REQUIREMENT — Take the line that contains "Parse this screenshot: output" as the first and the last line of the material as the final one; set down exactly the lines in that span.
========================================================================
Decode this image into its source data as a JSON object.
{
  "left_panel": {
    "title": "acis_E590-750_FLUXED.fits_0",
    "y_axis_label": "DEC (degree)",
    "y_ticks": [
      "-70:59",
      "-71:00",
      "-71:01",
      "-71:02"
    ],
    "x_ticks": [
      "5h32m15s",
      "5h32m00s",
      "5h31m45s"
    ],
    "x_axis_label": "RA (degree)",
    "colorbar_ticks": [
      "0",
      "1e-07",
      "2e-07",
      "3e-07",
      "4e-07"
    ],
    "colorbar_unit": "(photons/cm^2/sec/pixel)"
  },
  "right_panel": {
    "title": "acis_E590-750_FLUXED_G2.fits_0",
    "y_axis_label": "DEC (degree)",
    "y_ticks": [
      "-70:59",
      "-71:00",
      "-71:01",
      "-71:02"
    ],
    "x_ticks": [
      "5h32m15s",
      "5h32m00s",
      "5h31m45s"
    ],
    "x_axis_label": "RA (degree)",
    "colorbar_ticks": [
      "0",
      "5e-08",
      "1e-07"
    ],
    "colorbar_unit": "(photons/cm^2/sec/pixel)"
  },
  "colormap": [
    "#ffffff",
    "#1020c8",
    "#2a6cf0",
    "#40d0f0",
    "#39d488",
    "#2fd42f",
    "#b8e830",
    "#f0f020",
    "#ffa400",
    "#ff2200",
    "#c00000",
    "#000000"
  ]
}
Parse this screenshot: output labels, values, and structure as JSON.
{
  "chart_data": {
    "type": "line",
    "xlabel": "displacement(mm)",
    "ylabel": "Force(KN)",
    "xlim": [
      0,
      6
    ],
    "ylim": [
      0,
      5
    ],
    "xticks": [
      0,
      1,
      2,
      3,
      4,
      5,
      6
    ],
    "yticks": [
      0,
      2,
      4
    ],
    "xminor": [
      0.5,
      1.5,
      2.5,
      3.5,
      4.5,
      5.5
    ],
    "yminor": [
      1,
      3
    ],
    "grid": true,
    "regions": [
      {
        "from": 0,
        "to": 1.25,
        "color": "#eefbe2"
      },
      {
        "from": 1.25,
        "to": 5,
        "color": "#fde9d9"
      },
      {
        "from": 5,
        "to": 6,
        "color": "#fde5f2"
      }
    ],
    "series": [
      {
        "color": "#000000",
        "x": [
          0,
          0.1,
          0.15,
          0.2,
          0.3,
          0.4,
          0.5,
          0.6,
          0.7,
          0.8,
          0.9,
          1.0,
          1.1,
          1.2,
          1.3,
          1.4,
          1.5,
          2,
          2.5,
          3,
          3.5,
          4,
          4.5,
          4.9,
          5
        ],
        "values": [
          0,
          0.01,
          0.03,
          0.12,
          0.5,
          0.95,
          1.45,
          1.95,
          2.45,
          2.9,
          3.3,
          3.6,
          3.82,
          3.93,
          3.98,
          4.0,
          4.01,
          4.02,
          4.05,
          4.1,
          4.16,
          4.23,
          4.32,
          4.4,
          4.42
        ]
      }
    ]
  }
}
========================================================================
WRITTEN SOLUTION —
Parse this screenshot: output labels, values, and structure as JSON.
{
  "chart_data": {
    "type": "line",
    "xlabel": "displacement(mm)",
    "ylabel": "Force(KN)",
    "xlim": [
      0,
      6
    ],
    "ylim": [
      0,
      5
    ],
    "xticks": [
      0,
      1,
      2,
      3,
      4,
      5,
      6
    ],
    "yticks": [
      0,
      2,
      4
    ],
    "xminor": [
      0.5,
      1.5,
      2.5,
      3.5,
      4.5,
      5.5
    ],
    "yminor": [
      1,
      3
    ],
    "grid": true,
    "regions": [
      {
        "from": 0,
        "to": 1.25,
        "color": "#eefbe2"
      },
      {
        "from": 1.25,
        "to": 5,
        "color": "#fde9d9"
      },
      {
        "from": 5,
        "to": 6,
        "color": "#fde5f2"
      }
    ],
    "series": [
      {
        "color": "#000000",
        "x": [
          0,
          0.1,
          0.15,
          0.2,
          0.3,
          0.4,
          0.5,
          0.6,
          0.7,
          0.8,
          0.9,
          1.0,
          1.1,
          1.2,
          1.3,
          1.4,
          1.5,
          2,
          2.5,
          3,
          3.5,
          4,
          4.5,
          4.9,
          5
        ],
        "values": [
          0,
          0.01,
          0.03,
          0.12,
          0.5,
          0.95,
          1.45,
          1.95,
          2.45,
          2.9,
          3.3,
          3.6,
          3.82,
          3.93,
          3.98,
          4.0,
          4.01,
          4.02,
          4.05,
          4.1,
          4.16,
          4.23,
          4.32,
          4.4,
          4.42
        ]
      }
    ]
  }
}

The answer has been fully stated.